### Task to carry out
All of the data should be output character for character, except the pictures.

— start of Stored data —

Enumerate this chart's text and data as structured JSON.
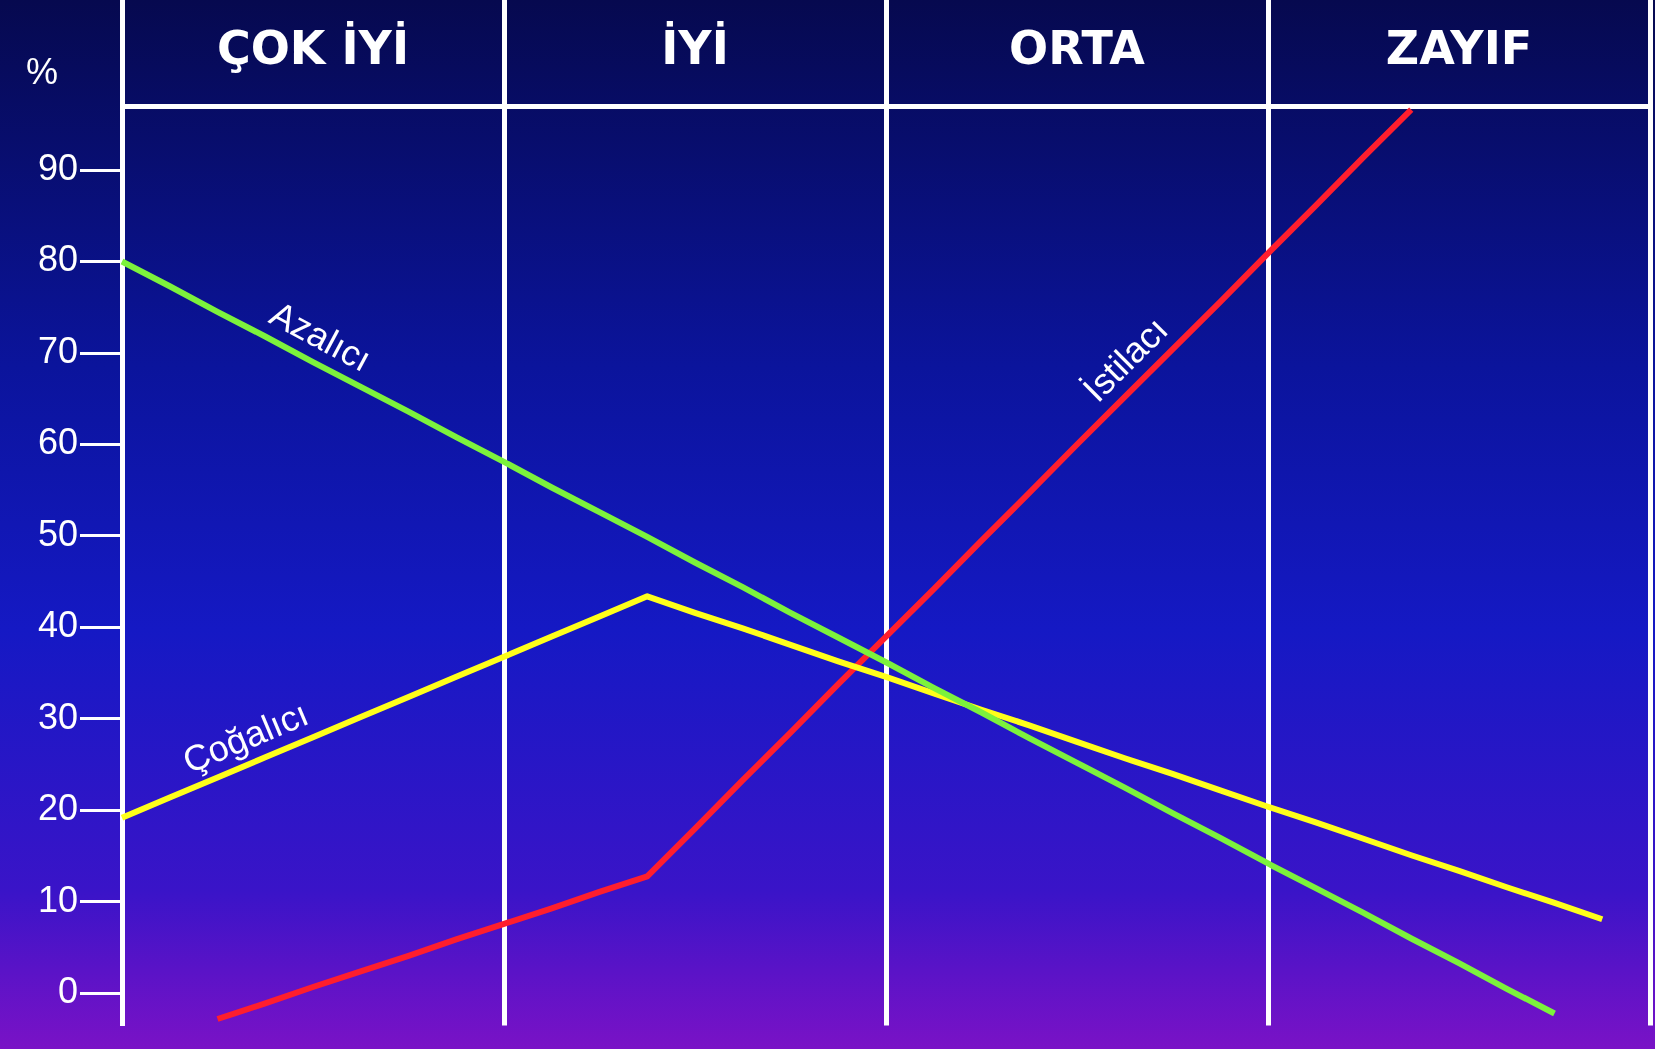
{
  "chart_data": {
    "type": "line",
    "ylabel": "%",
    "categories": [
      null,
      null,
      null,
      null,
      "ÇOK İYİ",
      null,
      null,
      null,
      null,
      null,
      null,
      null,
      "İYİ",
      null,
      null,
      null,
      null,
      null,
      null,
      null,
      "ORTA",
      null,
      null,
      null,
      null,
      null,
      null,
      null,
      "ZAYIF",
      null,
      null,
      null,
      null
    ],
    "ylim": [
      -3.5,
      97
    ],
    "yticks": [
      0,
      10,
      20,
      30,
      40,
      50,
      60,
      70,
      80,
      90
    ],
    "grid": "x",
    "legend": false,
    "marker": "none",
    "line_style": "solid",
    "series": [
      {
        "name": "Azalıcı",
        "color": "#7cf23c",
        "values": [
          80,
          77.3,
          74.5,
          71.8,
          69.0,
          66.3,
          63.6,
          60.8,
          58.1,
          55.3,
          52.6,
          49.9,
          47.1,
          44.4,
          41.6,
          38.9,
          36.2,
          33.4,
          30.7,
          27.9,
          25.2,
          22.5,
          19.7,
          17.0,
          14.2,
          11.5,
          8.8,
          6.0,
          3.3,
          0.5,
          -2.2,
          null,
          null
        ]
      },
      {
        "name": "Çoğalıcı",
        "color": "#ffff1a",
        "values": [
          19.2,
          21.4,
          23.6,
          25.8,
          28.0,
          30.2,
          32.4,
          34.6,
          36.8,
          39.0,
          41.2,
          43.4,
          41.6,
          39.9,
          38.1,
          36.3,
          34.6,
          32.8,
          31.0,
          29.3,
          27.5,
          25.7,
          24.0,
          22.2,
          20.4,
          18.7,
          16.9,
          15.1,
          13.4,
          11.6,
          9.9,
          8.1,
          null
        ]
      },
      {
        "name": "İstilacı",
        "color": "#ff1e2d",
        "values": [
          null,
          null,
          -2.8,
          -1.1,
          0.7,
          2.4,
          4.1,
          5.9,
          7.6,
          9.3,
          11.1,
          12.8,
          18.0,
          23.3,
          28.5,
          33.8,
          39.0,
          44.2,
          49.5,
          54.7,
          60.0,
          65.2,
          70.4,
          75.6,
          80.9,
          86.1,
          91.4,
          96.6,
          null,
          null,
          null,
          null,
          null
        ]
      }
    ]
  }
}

— end of Stored data —

### Result of this exercise
Enumerate this chart's text and data as structured JSON.
{
  "chart_data": {
    "type": "line",
    "ylabel": "%",
    "categories": [
      null,
      null,
      null,
      null,
      "ÇOK İYİ",
      null,
      null,
      null,
      null,
      null,
      null,
      null,
      "İYİ",
      null,
      null,
      null,
      null,
      null,
      null,
      null,
      "ORTA",
      null,
      null,
      null,
      null,
      null,
      null,
      null,
      "ZAYIF",
      null,
      null,
      null,
      null
    ],
    "ylim": [
      -3.5,
      97
    ],
    "yticks": [
      0,
      10,
      20,
      30,
      40,
      50,
      60,
      70,
      80,
      90
    ],
    "grid": "x",
    "legend": false,
    "marker": "none",
    "line_style": "solid",
    "series": [
      {
        "name": "Azalıcı",
        "color": "#7cf23c",
        "values": [
          80,
          77.3,
          74.5,
          71.8,
          69.0,
          66.3,
          63.6,
          60.8,
          58.1,
          55.3,
          52.6,
          49.9,
          47.1,
          44.4,
          41.6,
          38.9,
          36.2,
          33.4,
          30.7,
          27.9,
          25.2,
          22.5,
          19.7,
          17.0,
          14.2,
          11.5,
          8.8,
          6.0,
          3.3,
          0.5,
          -2.2,
          null,
          null
        ]
      },
      {
        "name": "Çoğalıcı",
        "color": "#ffff1a",
        "values": [
          19.2,
          21.4,
          23.6,
          25.8,
          28.0,
          30.2,
          32.4,
          34.6,
          36.8,
          39.0,
          41.2,
          43.4,
          41.6,
          39.9,
          38.1,
          36.3,
          34.6,
          32.8,
          31.0,
          29.3,
          27.5,
          25.7,
          24.0,
          22.2,
          20.4,
          18.7,
          16.9,
          15.1,
          13.4,
          11.6,
          9.9,
          8.1,
          null
        ]
      },
      {
        "name": "İstilacı",
        "color": "#ff1e2d",
        "values": [
          null,
          null,
          -2.8,
          -1.1,
          0.7,
          2.4,
          4.1,
          5.9,
          7.6,
          9.3,
          11.1,
          12.8,
          18.0,
          23.3,
          28.5,
          33.8,
          39.0,
          44.2,
          49.5,
          54.7,
          60.0,
          65.2,
          70.4,
          75.6,
          80.9,
          86.1,
          91.4,
          96.6,
          null,
          null,
          null,
          null,
          null
        ]
      }
    ]
  }
}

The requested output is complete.